▸ **Short problem**: Copy the lines below word for word, starting with the first line and ending after the line that contains "x-tick-label: AA bbox=[438, 372, 456, 408]".

---- Material to process

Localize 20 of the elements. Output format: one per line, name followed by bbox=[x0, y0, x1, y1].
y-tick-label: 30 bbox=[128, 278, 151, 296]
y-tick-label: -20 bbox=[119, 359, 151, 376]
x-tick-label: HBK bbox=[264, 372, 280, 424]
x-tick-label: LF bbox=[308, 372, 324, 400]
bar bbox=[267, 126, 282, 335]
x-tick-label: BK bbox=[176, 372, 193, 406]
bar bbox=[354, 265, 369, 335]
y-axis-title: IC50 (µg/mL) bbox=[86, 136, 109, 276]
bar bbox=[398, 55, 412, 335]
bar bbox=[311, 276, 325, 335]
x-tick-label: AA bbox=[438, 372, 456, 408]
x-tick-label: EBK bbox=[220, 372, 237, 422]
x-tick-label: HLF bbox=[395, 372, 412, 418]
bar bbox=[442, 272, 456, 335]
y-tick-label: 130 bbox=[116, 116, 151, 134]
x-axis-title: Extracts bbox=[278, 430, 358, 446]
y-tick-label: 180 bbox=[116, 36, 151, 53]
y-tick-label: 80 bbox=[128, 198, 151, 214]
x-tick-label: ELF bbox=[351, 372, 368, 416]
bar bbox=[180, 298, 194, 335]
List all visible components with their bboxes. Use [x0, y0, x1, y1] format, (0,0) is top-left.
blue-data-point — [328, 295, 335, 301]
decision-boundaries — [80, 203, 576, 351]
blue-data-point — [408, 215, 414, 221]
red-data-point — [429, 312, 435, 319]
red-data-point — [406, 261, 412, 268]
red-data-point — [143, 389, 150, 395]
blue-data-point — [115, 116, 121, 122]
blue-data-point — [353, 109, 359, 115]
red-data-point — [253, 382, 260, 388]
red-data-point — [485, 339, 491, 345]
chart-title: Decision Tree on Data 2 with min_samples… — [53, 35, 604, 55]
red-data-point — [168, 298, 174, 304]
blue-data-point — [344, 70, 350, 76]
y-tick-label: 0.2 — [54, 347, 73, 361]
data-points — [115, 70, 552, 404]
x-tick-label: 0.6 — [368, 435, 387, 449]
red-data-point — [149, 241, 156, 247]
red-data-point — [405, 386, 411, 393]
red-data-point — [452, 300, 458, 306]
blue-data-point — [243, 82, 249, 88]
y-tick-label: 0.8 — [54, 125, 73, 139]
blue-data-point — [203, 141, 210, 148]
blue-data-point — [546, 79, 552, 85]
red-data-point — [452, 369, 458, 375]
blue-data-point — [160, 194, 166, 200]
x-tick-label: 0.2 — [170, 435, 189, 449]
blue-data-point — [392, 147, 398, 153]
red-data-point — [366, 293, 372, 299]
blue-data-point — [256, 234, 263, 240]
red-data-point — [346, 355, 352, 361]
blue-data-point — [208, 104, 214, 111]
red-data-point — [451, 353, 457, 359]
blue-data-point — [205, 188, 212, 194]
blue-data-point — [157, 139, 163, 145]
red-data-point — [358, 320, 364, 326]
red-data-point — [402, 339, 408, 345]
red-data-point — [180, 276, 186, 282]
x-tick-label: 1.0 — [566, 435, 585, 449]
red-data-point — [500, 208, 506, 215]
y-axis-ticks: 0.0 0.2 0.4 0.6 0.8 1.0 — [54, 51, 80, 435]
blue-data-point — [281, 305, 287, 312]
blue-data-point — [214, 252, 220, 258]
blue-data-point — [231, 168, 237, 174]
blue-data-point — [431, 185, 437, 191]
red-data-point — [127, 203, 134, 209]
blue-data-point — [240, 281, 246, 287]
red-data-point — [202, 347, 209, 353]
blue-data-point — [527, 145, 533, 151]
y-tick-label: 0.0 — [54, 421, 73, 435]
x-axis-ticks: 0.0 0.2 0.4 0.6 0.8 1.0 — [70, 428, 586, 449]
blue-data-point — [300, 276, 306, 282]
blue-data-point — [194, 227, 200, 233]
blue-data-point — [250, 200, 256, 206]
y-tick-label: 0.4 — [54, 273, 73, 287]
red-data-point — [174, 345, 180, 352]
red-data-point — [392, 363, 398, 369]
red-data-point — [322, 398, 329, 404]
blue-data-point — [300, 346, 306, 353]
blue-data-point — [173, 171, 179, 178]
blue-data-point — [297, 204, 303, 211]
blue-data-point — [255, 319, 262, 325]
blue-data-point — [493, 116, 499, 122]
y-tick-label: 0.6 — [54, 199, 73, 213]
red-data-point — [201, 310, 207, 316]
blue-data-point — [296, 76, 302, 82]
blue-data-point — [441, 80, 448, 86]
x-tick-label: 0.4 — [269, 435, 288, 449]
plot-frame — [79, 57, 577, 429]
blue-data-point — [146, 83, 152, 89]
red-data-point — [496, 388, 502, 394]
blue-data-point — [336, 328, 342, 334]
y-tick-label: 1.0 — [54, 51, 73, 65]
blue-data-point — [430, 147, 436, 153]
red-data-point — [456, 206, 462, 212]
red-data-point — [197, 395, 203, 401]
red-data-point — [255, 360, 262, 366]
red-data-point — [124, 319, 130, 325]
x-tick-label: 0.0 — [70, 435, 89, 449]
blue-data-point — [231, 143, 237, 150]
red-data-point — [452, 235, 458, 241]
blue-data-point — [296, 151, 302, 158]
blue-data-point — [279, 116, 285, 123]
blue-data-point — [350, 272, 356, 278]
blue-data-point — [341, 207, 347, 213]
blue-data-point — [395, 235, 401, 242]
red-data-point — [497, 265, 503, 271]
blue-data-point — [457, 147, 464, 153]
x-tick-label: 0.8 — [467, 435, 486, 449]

--------

▸ **The reply**:
Localize 20 of the elements. Output format: one per line, name followed by bbox=[x0, y0, x1, y1].
y-tick-label: 30 bbox=[128, 278, 151, 296]
y-tick-label: -20 bbox=[119, 359, 151, 376]
x-tick-label: HBK bbox=[264, 372, 280, 424]
x-tick-label: LF bbox=[308, 372, 324, 400]
bar bbox=[267, 126, 282, 335]
x-tick-label: BK bbox=[176, 372, 193, 406]
bar bbox=[354, 265, 369, 335]
y-axis-title: IC50 (µg/mL) bbox=[86, 136, 109, 276]
bar bbox=[398, 55, 412, 335]
bar bbox=[311, 276, 325, 335]
x-tick-label: AA bbox=[438, 372, 456, 408]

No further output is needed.